> **WRITTEN EXERCISE**
Output every line of the data below without any change.

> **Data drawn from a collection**
========================================================================

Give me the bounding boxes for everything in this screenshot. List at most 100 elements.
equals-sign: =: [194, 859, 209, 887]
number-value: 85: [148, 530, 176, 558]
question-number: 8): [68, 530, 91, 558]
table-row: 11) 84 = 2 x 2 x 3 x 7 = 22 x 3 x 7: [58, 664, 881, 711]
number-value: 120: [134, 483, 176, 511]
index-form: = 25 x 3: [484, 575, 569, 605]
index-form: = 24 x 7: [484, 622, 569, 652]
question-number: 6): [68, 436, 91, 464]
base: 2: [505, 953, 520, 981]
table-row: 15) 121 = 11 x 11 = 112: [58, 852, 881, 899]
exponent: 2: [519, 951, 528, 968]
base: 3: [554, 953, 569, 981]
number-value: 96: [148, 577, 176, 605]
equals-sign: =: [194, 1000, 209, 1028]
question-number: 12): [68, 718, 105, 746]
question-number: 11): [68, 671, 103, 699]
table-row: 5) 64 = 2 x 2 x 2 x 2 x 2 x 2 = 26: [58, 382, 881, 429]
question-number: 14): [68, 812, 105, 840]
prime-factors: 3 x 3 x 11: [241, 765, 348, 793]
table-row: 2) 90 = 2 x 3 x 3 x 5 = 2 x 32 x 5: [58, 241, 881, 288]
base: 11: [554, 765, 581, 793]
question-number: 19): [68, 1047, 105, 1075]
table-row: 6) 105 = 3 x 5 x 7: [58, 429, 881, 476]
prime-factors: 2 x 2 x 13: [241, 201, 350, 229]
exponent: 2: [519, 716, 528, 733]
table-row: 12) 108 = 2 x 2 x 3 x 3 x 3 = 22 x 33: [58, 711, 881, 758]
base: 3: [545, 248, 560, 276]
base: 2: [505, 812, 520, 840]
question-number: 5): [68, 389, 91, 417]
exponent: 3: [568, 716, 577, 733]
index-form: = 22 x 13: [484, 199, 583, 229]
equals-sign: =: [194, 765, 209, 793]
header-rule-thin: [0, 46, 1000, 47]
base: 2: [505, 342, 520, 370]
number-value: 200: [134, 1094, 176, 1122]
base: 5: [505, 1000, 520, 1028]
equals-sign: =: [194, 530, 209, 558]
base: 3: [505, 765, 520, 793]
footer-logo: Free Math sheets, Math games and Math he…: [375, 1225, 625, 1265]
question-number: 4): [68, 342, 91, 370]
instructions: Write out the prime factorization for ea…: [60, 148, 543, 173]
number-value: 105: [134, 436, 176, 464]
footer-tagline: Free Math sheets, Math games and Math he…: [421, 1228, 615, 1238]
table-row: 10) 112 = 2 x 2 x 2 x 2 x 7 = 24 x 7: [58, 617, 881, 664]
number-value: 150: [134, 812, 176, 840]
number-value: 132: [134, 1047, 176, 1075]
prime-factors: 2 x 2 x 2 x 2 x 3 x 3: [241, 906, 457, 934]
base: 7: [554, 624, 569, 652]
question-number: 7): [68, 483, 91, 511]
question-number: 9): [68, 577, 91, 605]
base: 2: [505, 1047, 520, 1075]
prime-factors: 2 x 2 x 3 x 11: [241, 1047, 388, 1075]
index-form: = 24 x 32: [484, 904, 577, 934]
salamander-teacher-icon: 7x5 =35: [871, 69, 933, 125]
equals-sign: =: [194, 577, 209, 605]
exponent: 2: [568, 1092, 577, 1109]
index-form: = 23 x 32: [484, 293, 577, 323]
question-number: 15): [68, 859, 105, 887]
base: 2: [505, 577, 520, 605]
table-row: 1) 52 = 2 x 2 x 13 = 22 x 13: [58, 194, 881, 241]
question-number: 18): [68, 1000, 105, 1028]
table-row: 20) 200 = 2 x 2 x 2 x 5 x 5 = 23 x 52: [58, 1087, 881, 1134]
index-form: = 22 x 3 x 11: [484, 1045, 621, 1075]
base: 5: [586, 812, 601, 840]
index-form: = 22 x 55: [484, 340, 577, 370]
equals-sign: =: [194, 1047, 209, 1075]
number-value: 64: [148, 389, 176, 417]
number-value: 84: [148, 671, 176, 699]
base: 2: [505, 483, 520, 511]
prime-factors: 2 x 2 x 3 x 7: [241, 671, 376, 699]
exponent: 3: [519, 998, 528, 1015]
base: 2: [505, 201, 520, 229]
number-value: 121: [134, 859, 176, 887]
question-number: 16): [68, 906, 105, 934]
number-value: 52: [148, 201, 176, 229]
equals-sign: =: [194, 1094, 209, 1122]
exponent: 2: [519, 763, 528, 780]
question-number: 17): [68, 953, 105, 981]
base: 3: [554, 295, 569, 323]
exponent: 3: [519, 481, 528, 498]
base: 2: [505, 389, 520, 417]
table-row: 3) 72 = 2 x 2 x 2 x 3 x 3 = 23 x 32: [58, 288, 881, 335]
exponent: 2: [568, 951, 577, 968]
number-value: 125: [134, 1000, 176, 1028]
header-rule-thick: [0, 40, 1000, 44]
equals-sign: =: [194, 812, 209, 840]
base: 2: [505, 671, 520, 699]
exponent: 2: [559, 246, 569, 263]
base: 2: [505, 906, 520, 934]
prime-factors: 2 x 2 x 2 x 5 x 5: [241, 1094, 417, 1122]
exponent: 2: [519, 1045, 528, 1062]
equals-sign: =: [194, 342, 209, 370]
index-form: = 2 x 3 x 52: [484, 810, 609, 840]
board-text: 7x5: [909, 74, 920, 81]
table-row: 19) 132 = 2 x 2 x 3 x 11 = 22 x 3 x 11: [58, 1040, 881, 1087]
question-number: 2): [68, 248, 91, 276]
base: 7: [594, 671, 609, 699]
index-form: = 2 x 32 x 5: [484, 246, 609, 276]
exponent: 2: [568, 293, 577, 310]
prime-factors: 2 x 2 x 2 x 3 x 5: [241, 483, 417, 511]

========================================================================

> **RESULT FOR THIS EXERCISE**
Give me the bounding boxes for everything in this screenshot. List at most 100 elements.
equals-sign: =: [194, 859, 209, 887]
number-value: 85: [148, 530, 176, 558]
question-number: 8): [68, 530, 91, 558]
table-row: 11) 84 = 2 x 2 x 3 x 7 = 22 x 3 x 7: [58, 664, 881, 711]
number-value: 120: [134, 483, 176, 511]
index-form: = 25 x 3: [484, 575, 569, 605]
index-form: = 24 x 7: [484, 622, 569, 652]
question-number: 6): [68, 436, 91, 464]
base: 2: [505, 953, 520, 981]
table-row: 15) 121 = 11 x 11 = 112: [58, 852, 881, 899]
exponent: 2: [519, 951, 528, 968]
base: 3: [554, 953, 569, 981]
number-value: 96: [148, 577, 176, 605]
equals-sign: =: [194, 1000, 209, 1028]
question-number: 12): [68, 718, 105, 746]
question-number: 11): [68, 671, 103, 699]
table-row: 5) 64 = 2 x 2 x 2 x 2 x 2 x 2 = 26: [58, 382, 881, 429]
question-number: 14): [68, 812, 105, 840]
prime-factors: 3 x 3 x 11: [241, 765, 348, 793]
table-row: 2) 90 = 2 x 3 x 3 x 5 = 2 x 32 x 5: [58, 241, 881, 288]
base: 11: [554, 765, 581, 793]
question-number: 19): [68, 1047, 105, 1075]
table-row: 6) 105 = 3 x 5 x 7: [58, 429, 881, 476]
prime-factors: 2 x 2 x 13: [241, 201, 350, 229]
exponent: 2: [519, 716, 528, 733]
table-row: 12) 108 = 2 x 2 x 3 x 3 x 3 = 22 x 33: [58, 711, 881, 758]
base: 3: [545, 248, 560, 276]
base: 2: [505, 812, 520, 840]
question-number: 5): [68, 389, 91, 417]
exponent: 3: [568, 716, 577, 733]
index-form: = 22 x 13: [484, 199, 583, 229]
equals-sign: =: [194, 765, 209, 793]
header-rule-thin: [0, 46, 1000, 47]
base: 2: [505, 342, 520, 370]
number-value: 200: [134, 1094, 176, 1122]
base: 5: [505, 1000, 520, 1028]
equals-sign: =: [194, 530, 209, 558]
base: 3: [505, 765, 520, 793]
footer-logo: Free Math sheets, Math games and Math he…: [375, 1225, 625, 1265]
question-number: 4): [68, 342, 91, 370]
instructions: Write out the prime factorization for ea…: [60, 148, 543, 173]
number-value: 105: [134, 436, 176, 464]
footer-tagline: Free Math sheets, Math games and Math he…: [421, 1228, 615, 1238]
table-row: 10) 112 = 2 x 2 x 2 x 2 x 7 = 24 x 7: [58, 617, 881, 664]
number-value: 150: [134, 812, 176, 840]
number-value: 132: [134, 1047, 176, 1075]
prime-factors: 2 x 2 x 2 x 2 x 3 x 3: [241, 906, 457, 934]
base: 7: [554, 624, 569, 652]
question-number: 7): [68, 483, 91, 511]
question-number: 9): [68, 577, 91, 605]
base: 2: [505, 1047, 520, 1075]
prime-factors: 2 x 2 x 3 x 11: [241, 1047, 388, 1075]
index-form: = 24 x 32: [484, 904, 577, 934]
salamander-teacher-icon: 7x5 =35: [871, 69, 933, 125]
equals-sign: =: [194, 577, 209, 605]
exponent: 2: [568, 1092, 577, 1109]
index-form: = 23 x 32: [484, 293, 577, 323]
question-number: 15): [68, 859, 105, 887]
base: 2: [505, 577, 520, 605]
table-row: 1) 52 = 2 x 2 x 13 = 22 x 13: [58, 194, 881, 241]
question-number: 18): [68, 1000, 105, 1028]
table-row: 20) 200 = 2 x 2 x 2 x 5 x 5 = 23 x 52: [58, 1087, 881, 1134]
index-form: = 22 x 3 x 11: [484, 1045, 621, 1075]
base: 5: [586, 812, 601, 840]
index-form: = 22 x 55: [484, 340, 577, 370]
equals-sign: =: [194, 1047, 209, 1075]
number-value: 64: [148, 389, 176, 417]
number-value: 84: [148, 671, 176, 699]
base: 2: [505, 483, 520, 511]
prime-factors: 2 x 2 x 3 x 7: [241, 671, 376, 699]
exponent: 3: [519, 998, 528, 1015]
base: 2: [505, 201, 520, 229]
number-value: 121: [134, 859, 176, 887]
question-number: 16): [68, 906, 105, 934]
number-value: 52: [148, 201, 176, 229]
equals-sign: =: [194, 1094, 209, 1122]
exponent: 2: [519, 763, 528, 780]
question-number: 17): [68, 953, 105, 981]
base: 3: [554, 295, 569, 323]
exponent: 3: [519, 481, 528, 498]
base: 2: [505, 389, 520, 417]
table-row: 3) 72 = 2 x 2 x 2 x 3 x 3 = 23 x 32: [58, 288, 881, 335]
exponent: 2: [568, 951, 577, 968]
number-value: 125: [134, 1000, 176, 1028]
header-rule-thick: [0, 40, 1000, 44]
equals-sign: =: [194, 812, 209, 840]
base: 2: [505, 671, 520, 699]
exponent: 2: [559, 246, 569, 263]
base: 2: [505, 906, 520, 934]
prime-factors: 2 x 2 x 2 x 5 x 5: [241, 1094, 417, 1122]
exponent: 2: [519, 1045, 528, 1062]
equals-sign: =: [194, 342, 209, 370]
index-form: = 2 x 3 x 52: [484, 810, 609, 840]
board-text: 7x5: [909, 74, 920, 81]
table-row: 19) 132 = 2 x 2 x 3 x 11 = 22 x 3 x 11: [58, 1040, 881, 1087]
question-number: 2): [68, 248, 91, 276]
base: 7: [594, 671, 609, 699]
index-form: = 2 x 32 x 5: [484, 246, 609, 276]
exponent: 2: [568, 293, 577, 310]
prime-factors: 2 x 2 x 2 x 3 x 5: [241, 483, 417, 511]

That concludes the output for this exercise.